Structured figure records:

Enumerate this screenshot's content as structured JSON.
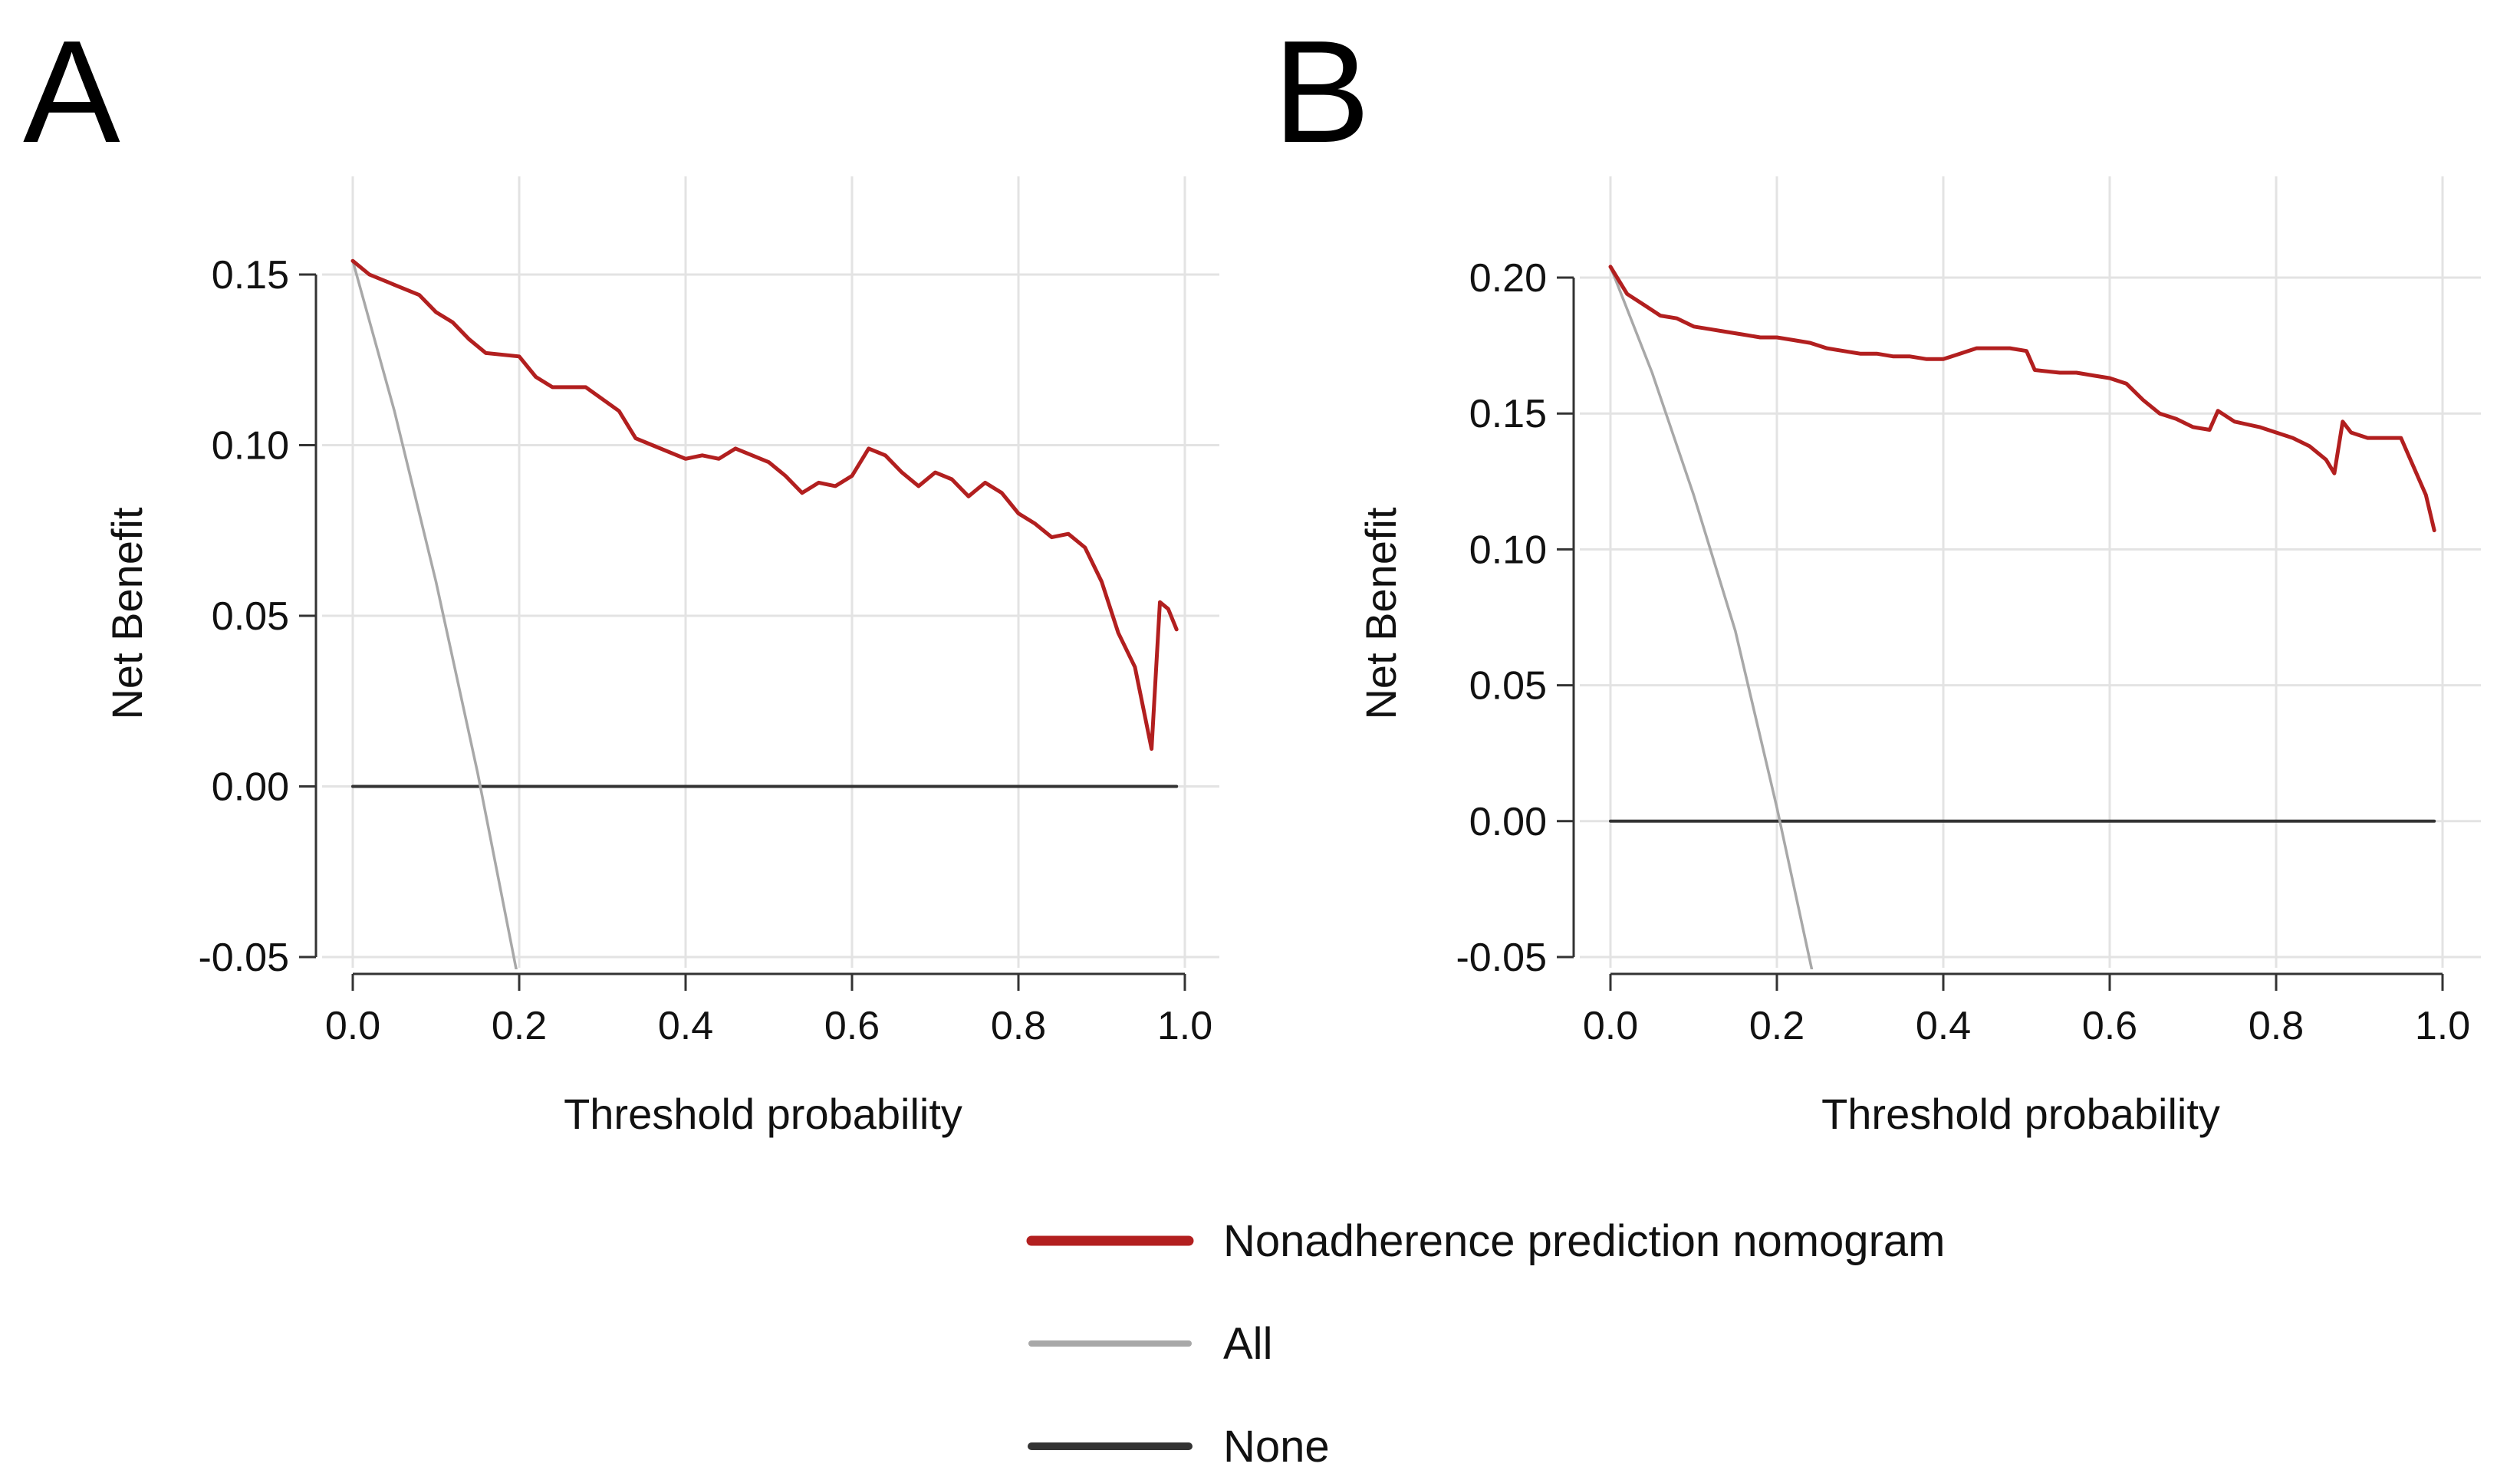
{
  "legend": [
    {
      "label": "Nonadherence prediction nomogram",
      "color": "#b21f1f",
      "key": "model"
    },
    {
      "label": "All",
      "color": "#a8a8a8",
      "key": "all"
    },
    {
      "label": "None",
      "color": "#333333",
      "key": "none"
    }
  ],
  "chart_data": [
    {
      "panel": "A",
      "type": "line",
      "title": "",
      "xlabel": "Threshold probability",
      "ylabel": "Net Benefit",
      "xlim": [
        0.0,
        1.0
      ],
      "ylim": [
        -0.05,
        0.15
      ],
      "xticks": [
        "0.0",
        "0.2",
        "0.4",
        "0.6",
        "0.8",
        "1.0"
      ],
      "yticks": [
        "-0.05",
        "0.00",
        "0.05",
        "0.10",
        "0.15"
      ],
      "grid": true,
      "series": [
        {
          "key": "model",
          "color": "#b21f1f",
          "x": [
            0.0,
            0.02,
            0.05,
            0.08,
            0.1,
            0.12,
            0.14,
            0.16,
            0.2,
            0.22,
            0.24,
            0.28,
            0.32,
            0.34,
            0.36,
            0.4,
            0.42,
            0.44,
            0.46,
            0.5,
            0.52,
            0.54,
            0.56,
            0.58,
            0.6,
            0.62,
            0.64,
            0.66,
            0.68,
            0.7,
            0.72,
            0.74,
            0.76,
            0.78,
            0.8,
            0.82,
            0.84,
            0.86,
            0.88,
            0.9,
            0.92,
            0.94,
            0.96,
            0.97,
            0.98,
            0.99
          ],
          "y": [
            0.154,
            0.15,
            0.147,
            0.144,
            0.139,
            0.136,
            0.131,
            0.127,
            0.126,
            0.12,
            0.117,
            0.117,
            0.11,
            0.102,
            0.1,
            0.096,
            0.097,
            0.096,
            0.099,
            0.095,
            0.091,
            0.086,
            0.089,
            0.088,
            0.091,
            0.099,
            0.097,
            0.092,
            0.088,
            0.092,
            0.09,
            0.085,
            0.089,
            0.086,
            0.08,
            0.077,
            0.073,
            0.074,
            0.07,
            0.06,
            0.045,
            0.035,
            0.011,
            0.054,
            0.052,
            0.046
          ]
        },
        {
          "key": "all",
          "color": "#a8a8a8",
          "x": [
            0.0,
            0.05,
            0.1,
            0.15,
            0.2
          ],
          "y": [
            0.154,
            0.11,
            0.06,
            0.004,
            -0.058
          ]
        },
        {
          "key": "none",
          "color": "#333333",
          "x": [
            0.0,
            0.99
          ],
          "y": [
            0.0,
            0.0
          ]
        }
      ]
    },
    {
      "panel": "B",
      "type": "line",
      "title": "",
      "xlabel": "Threshold probability",
      "ylabel": "Net Benefit",
      "xlim": [
        0.0,
        1.0
      ],
      "ylim": [
        -0.05,
        0.2
      ],
      "xticks": [
        "0.0",
        "0.2",
        "0.4",
        "0.6",
        "0.8",
        "1.0"
      ],
      "yticks": [
        "-0.05",
        "0.00",
        "0.05",
        "0.10",
        "0.15",
        "0.20"
      ],
      "grid": true,
      "series": [
        {
          "key": "model",
          "color": "#b21f1f",
          "x": [
            0.0,
            0.02,
            0.04,
            0.06,
            0.08,
            0.1,
            0.12,
            0.14,
            0.16,
            0.18,
            0.2,
            0.22,
            0.24,
            0.26,
            0.28,
            0.3,
            0.32,
            0.34,
            0.36,
            0.38,
            0.4,
            0.42,
            0.44,
            0.46,
            0.48,
            0.5,
            0.51,
            0.54,
            0.56,
            0.58,
            0.6,
            0.62,
            0.64,
            0.66,
            0.68,
            0.7,
            0.72,
            0.73,
            0.75,
            0.78,
            0.8,
            0.82,
            0.84,
            0.86,
            0.87,
            0.88,
            0.89,
            0.91,
            0.93,
            0.95,
            0.96,
            0.98,
            0.99
          ],
          "y": [
            0.204,
            0.194,
            0.19,
            0.186,
            0.185,
            0.182,
            0.181,
            0.18,
            0.179,
            0.178,
            0.178,
            0.177,
            0.176,
            0.174,
            0.173,
            0.172,
            0.172,
            0.171,
            0.171,
            0.17,
            0.17,
            0.172,
            0.174,
            0.174,
            0.174,
            0.173,
            0.166,
            0.165,
            0.165,
            0.164,
            0.163,
            0.161,
            0.155,
            0.15,
            0.148,
            0.145,
            0.144,
            0.151,
            0.147,
            0.145,
            0.143,
            0.141,
            0.138,
            0.133,
            0.128,
            0.147,
            0.143,
            0.141,
            0.141,
            0.141,
            0.134,
            0.12,
            0.107
          ]
        },
        {
          "key": "all",
          "color": "#a8a8a8",
          "x": [
            0.0,
            0.05,
            0.1,
            0.15,
            0.2,
            0.25
          ],
          "y": [
            0.204,
            0.165,
            0.12,
            0.07,
            0.005,
            -0.066
          ]
        },
        {
          "key": "none",
          "color": "#333333",
          "x": [
            0.0,
            0.99
          ],
          "y": [
            0.0,
            0.0
          ]
        }
      ]
    }
  ]
}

## INSTRUCTIONS FOR THE TASK
Each entry above should be reproduced exactly, with the pictures removed.

## ANSWER TO THIS PROBLEM
Enumerate this screenshot's content as structured JSON.
{
  "legend": [
    {
      "label": "Nonadherence prediction nomogram",
      "color": "#b21f1f",
      "key": "model"
    },
    {
      "label": "All",
      "color": "#a8a8a8",
      "key": "all"
    },
    {
      "label": "None",
      "color": "#333333",
      "key": "none"
    }
  ],
  "chart_data": [
    {
      "panel": "A",
      "type": "line",
      "title": "",
      "xlabel": "Threshold probability",
      "ylabel": "Net Benefit",
      "xlim": [
        0.0,
        1.0
      ],
      "ylim": [
        -0.05,
        0.15
      ],
      "xticks": [
        "0.0",
        "0.2",
        "0.4",
        "0.6",
        "0.8",
        "1.0"
      ],
      "yticks": [
        "-0.05",
        "0.00",
        "0.05",
        "0.10",
        "0.15"
      ],
      "grid": true,
      "series": [
        {
          "key": "model",
          "color": "#b21f1f",
          "x": [
            0.0,
            0.02,
            0.05,
            0.08,
            0.1,
            0.12,
            0.14,
            0.16,
            0.2,
            0.22,
            0.24,
            0.28,
            0.32,
            0.34,
            0.36,
            0.4,
            0.42,
            0.44,
            0.46,
            0.5,
            0.52,
            0.54,
            0.56,
            0.58,
            0.6,
            0.62,
            0.64,
            0.66,
            0.68,
            0.7,
            0.72,
            0.74,
            0.76,
            0.78,
            0.8,
            0.82,
            0.84,
            0.86,
            0.88,
            0.9,
            0.92,
            0.94,
            0.96,
            0.97,
            0.98,
            0.99
          ],
          "y": [
            0.154,
            0.15,
            0.147,
            0.144,
            0.139,
            0.136,
            0.131,
            0.127,
            0.126,
            0.12,
            0.117,
            0.117,
            0.11,
            0.102,
            0.1,
            0.096,
            0.097,
            0.096,
            0.099,
            0.095,
            0.091,
            0.086,
            0.089,
            0.088,
            0.091,
            0.099,
            0.097,
            0.092,
            0.088,
            0.092,
            0.09,
            0.085,
            0.089,
            0.086,
            0.08,
            0.077,
            0.073,
            0.074,
            0.07,
            0.06,
            0.045,
            0.035,
            0.011,
            0.054,
            0.052,
            0.046
          ]
        },
        {
          "key": "all",
          "color": "#a8a8a8",
          "x": [
            0.0,
            0.05,
            0.1,
            0.15,
            0.2
          ],
          "y": [
            0.154,
            0.11,
            0.06,
            0.004,
            -0.058
          ]
        },
        {
          "key": "none",
          "color": "#333333",
          "x": [
            0.0,
            0.99
          ],
          "y": [
            0.0,
            0.0
          ]
        }
      ]
    },
    {
      "panel": "B",
      "type": "line",
      "title": "",
      "xlabel": "Threshold probability",
      "ylabel": "Net Benefit",
      "xlim": [
        0.0,
        1.0
      ],
      "ylim": [
        -0.05,
        0.2
      ],
      "xticks": [
        "0.0",
        "0.2",
        "0.4",
        "0.6",
        "0.8",
        "1.0"
      ],
      "yticks": [
        "-0.05",
        "0.00",
        "0.05",
        "0.10",
        "0.15",
        "0.20"
      ],
      "grid": true,
      "series": [
        {
          "key": "model",
          "color": "#b21f1f",
          "x": [
            0.0,
            0.02,
            0.04,
            0.06,
            0.08,
            0.1,
            0.12,
            0.14,
            0.16,
            0.18,
            0.2,
            0.22,
            0.24,
            0.26,
            0.28,
            0.3,
            0.32,
            0.34,
            0.36,
            0.38,
            0.4,
            0.42,
            0.44,
            0.46,
            0.48,
            0.5,
            0.51,
            0.54,
            0.56,
            0.58,
            0.6,
            0.62,
            0.64,
            0.66,
            0.68,
            0.7,
            0.72,
            0.73,
            0.75,
            0.78,
            0.8,
            0.82,
            0.84,
            0.86,
            0.87,
            0.88,
            0.89,
            0.91,
            0.93,
            0.95,
            0.96,
            0.98,
            0.99
          ],
          "y": [
            0.204,
            0.194,
            0.19,
            0.186,
            0.185,
            0.182,
            0.181,
            0.18,
            0.179,
            0.178,
            0.178,
            0.177,
            0.176,
            0.174,
            0.173,
            0.172,
            0.172,
            0.171,
            0.171,
            0.17,
            0.17,
            0.172,
            0.174,
            0.174,
            0.174,
            0.173,
            0.166,
            0.165,
            0.165,
            0.164,
            0.163,
            0.161,
            0.155,
            0.15,
            0.148,
            0.145,
            0.144,
            0.151,
            0.147,
            0.145,
            0.143,
            0.141,
            0.138,
            0.133,
            0.128,
            0.147,
            0.143,
            0.141,
            0.141,
            0.141,
            0.134,
            0.12,
            0.107
          ]
        },
        {
          "key": "all",
          "color": "#a8a8a8",
          "x": [
            0.0,
            0.05,
            0.1,
            0.15,
            0.2,
            0.25
          ],
          "y": [
            0.204,
            0.165,
            0.12,
            0.07,
            0.005,
            -0.066
          ]
        },
        {
          "key": "none",
          "color": "#333333",
          "x": [
            0.0,
            0.99
          ],
          "y": [
            0.0,
            0.0
          ]
        }
      ]
    }
  ]
}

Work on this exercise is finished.